> [Exercise prompt]: Copy all of the records below verbatim.

> [Data section]:
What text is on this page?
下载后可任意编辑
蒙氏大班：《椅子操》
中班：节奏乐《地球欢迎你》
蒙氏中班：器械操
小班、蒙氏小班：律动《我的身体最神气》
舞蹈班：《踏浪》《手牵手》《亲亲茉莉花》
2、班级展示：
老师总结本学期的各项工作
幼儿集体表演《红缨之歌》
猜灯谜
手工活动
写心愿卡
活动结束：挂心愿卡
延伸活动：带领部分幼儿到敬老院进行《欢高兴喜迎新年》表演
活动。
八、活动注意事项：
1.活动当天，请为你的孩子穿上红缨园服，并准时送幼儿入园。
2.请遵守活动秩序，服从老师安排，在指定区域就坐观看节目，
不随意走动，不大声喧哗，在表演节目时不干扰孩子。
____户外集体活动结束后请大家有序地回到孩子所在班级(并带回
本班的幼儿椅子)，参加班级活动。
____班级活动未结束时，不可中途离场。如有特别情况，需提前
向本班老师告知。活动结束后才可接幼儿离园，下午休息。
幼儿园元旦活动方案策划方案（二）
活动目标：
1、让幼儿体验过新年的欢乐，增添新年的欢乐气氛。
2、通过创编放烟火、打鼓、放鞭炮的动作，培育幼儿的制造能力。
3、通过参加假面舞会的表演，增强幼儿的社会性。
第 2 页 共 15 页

> [Solution to this task]:
What text is on this page?
下载后可任意编辑
蒙氏大班：《椅子操》
中班：节奏乐《地球欢迎你》
蒙氏中班：器械操
小班、蒙氏小班：律动《我的身体最神气》
舞蹈班：《踏浪》《手牵手》《亲亲茉莉花》
2、班级展示：
老师总结本学期的各项工作
幼儿集体表演《红缨之歌》
猜灯谜
手工活动
写心愿卡
活动结束：挂心愿卡
延伸活动：带领部分幼儿到敬老院进行《欢高兴喜迎新年》表演
活动。
八、活动注意事项：
1.活动当天，请为你的孩子穿上红缨园服，并准时送幼儿入园。
2.请遵守活动秩序，服从老师安排，在指定区域就坐观看节目，
不随意走动，不大声喧哗，在表演节目时不干扰孩子。
____户外集体活动结束后请大家有序地回到孩子所在班级(并带回
本班的幼儿椅子)，参加班级活动。
____班级活动未结束时，不可中途离场。如有特别情况，需提前
向本班老师告知。活动结束后才可接幼儿离园，下午休息。
幼儿园元旦活动方案策划方案（二）
活动目标：
1、让幼儿体验过新年的欢乐，增添新年的欢乐气氛。
2、通过创编放烟火、打鼓、放鞭炮的动作，培育幼儿的制造能力。
3、通过参加假面舞会的表演，增强幼儿的社会性。
第 2 页 共 15 页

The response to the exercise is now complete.